Go through the listing beneath this task and return every line that carries the string "page".

### Working data
- - - -

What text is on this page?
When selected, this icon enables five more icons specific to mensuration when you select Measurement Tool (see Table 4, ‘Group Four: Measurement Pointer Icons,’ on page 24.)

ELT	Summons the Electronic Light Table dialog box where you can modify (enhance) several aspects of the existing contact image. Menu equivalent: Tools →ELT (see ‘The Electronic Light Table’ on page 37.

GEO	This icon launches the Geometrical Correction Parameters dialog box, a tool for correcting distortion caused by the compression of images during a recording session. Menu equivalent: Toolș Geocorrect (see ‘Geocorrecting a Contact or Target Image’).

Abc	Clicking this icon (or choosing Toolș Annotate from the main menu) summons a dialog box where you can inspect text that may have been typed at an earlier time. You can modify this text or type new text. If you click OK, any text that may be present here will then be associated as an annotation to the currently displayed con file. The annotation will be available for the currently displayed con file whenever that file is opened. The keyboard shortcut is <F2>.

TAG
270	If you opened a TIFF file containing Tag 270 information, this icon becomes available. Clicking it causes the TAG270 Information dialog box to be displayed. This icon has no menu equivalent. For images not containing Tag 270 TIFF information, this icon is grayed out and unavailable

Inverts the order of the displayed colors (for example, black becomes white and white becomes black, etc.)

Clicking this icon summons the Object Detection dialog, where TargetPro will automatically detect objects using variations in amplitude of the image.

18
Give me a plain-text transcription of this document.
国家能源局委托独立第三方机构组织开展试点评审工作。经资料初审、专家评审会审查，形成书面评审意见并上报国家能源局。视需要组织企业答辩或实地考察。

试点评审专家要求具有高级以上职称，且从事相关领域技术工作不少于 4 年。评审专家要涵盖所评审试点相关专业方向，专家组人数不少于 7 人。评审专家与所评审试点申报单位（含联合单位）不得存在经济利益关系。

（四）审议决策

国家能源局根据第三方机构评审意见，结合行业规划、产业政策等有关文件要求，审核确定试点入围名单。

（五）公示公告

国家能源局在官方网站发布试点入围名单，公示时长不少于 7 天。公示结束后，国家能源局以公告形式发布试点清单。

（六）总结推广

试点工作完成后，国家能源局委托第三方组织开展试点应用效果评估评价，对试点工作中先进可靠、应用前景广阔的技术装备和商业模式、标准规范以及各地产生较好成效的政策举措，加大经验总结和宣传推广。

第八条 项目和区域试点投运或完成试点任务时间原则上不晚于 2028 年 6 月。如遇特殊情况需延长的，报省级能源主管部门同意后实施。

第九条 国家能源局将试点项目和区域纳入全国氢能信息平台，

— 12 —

- - - -

### Task answer
What text is on this page?
When selected, this icon enables five more icons specific to mensuration when you select Measurement Tool (see Table 4, ‘Group Four: Measurement Pointer Icons,’ on page 24.)
ELT	Summons the Electronic Light Table dialog box where you can modify (enhance) several aspects of the existing contact image. Menu equivalent: Tools →ELT (see ‘The Electronic Light Table’ on page 37.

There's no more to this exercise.